Image de point de vente de forfait data à Abidjan, Capture d'écran de la chaîne YouTube de France24
La Côte d'Ivoire adopte une nouvelle réglementation instaurant une taxe à valeur ajoutée sur les transactions en ligne dans le pays.
L'internet en Afrique a contribué à une digitalisation rapide de tous les domaines d'activités. Le continent bénéficie d'un taux de pénétration de l'internet à 43% depuis décembre 2021, ce qui permet un foisonnement d'opportunités d'affaires axées sur le digital. Ainsi la création d'entreprises est rendue beaucoup plus facile dans la majorité des pays, particulièrement pour les startups digitales qui ne cessent croitre dans presque tous les pays du continent. A titre d'exemple, dans le domaine de la Fintech (technologie financière), selon Jeune Afrique, entre 2019 et 2021, le nombre de startups dans ce domaine passe de 311 à 564, soit une augmentation de 81%.

# DONNÉES EXTRAITES
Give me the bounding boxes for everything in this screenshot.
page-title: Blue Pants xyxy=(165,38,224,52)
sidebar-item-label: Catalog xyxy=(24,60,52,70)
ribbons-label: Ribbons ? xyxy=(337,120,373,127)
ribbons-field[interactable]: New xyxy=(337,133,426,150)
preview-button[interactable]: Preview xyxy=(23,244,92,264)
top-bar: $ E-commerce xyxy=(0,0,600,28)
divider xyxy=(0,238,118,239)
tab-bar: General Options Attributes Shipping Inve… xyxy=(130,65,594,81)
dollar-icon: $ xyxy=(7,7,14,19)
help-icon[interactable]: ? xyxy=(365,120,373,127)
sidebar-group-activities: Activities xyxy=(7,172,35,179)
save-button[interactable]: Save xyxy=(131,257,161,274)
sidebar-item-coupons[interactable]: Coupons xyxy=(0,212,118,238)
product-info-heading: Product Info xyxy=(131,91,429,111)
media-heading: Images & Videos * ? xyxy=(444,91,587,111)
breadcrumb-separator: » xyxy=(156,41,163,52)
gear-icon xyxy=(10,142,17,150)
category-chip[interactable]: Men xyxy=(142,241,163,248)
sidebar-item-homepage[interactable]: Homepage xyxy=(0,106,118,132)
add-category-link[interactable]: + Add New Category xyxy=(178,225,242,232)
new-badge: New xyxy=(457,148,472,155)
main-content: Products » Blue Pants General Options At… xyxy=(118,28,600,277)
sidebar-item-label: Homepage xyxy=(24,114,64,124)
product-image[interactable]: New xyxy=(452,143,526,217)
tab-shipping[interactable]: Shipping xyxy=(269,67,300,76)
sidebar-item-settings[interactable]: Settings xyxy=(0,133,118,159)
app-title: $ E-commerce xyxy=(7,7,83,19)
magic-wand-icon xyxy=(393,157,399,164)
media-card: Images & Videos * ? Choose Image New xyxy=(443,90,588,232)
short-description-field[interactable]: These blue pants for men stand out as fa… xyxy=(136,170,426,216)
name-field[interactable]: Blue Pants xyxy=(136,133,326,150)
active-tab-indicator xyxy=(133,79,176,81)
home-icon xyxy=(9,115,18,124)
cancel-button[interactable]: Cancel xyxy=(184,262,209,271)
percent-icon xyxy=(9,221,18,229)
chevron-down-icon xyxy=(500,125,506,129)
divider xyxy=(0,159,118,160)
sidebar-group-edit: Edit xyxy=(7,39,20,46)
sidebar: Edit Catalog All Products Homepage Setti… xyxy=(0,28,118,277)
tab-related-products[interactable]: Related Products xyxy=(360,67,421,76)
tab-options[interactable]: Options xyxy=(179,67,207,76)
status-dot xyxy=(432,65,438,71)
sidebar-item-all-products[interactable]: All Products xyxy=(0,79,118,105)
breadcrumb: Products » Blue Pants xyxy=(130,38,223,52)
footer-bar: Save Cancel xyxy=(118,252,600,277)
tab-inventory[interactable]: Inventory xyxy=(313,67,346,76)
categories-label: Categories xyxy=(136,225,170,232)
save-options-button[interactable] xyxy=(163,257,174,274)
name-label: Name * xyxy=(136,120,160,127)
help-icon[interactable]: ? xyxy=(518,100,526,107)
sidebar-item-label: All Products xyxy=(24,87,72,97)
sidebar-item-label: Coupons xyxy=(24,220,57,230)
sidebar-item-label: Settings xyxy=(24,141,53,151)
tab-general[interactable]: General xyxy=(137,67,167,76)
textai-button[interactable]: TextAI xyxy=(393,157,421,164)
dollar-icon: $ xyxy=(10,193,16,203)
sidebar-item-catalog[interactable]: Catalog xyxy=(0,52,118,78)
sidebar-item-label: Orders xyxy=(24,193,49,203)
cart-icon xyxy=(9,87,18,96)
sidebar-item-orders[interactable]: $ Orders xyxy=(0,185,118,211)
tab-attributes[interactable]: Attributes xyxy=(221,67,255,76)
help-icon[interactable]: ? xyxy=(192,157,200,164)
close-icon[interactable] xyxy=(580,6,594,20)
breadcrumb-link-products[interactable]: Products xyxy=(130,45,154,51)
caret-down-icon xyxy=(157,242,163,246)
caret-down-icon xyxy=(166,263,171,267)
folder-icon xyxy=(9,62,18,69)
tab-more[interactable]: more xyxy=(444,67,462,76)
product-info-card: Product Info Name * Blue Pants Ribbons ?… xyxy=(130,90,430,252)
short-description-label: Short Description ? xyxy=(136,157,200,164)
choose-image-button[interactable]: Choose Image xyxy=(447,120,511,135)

# CONSIGNE
Répondez à ces trois questions d'après le texte sur la taxe ivoirienne visant les transactions en ligne.
1. Quel type de taxe la Côte d'Ivoire instaure-t-elle sur les transactions en ligne ?
2. Quel est le taux de pénétration de l'internet en Afrique depuis décembre 2021 ?
3. Selon Jeune Afrique, combien de startups le domaine de la Fintech comptait-il en 2021 ?
Ce matériel provient d'une source distincte du texte.

# RÉPONSE ATTENDUE
1. Une taxe à valeur ajoutée.
2. 43 %.
3. 564.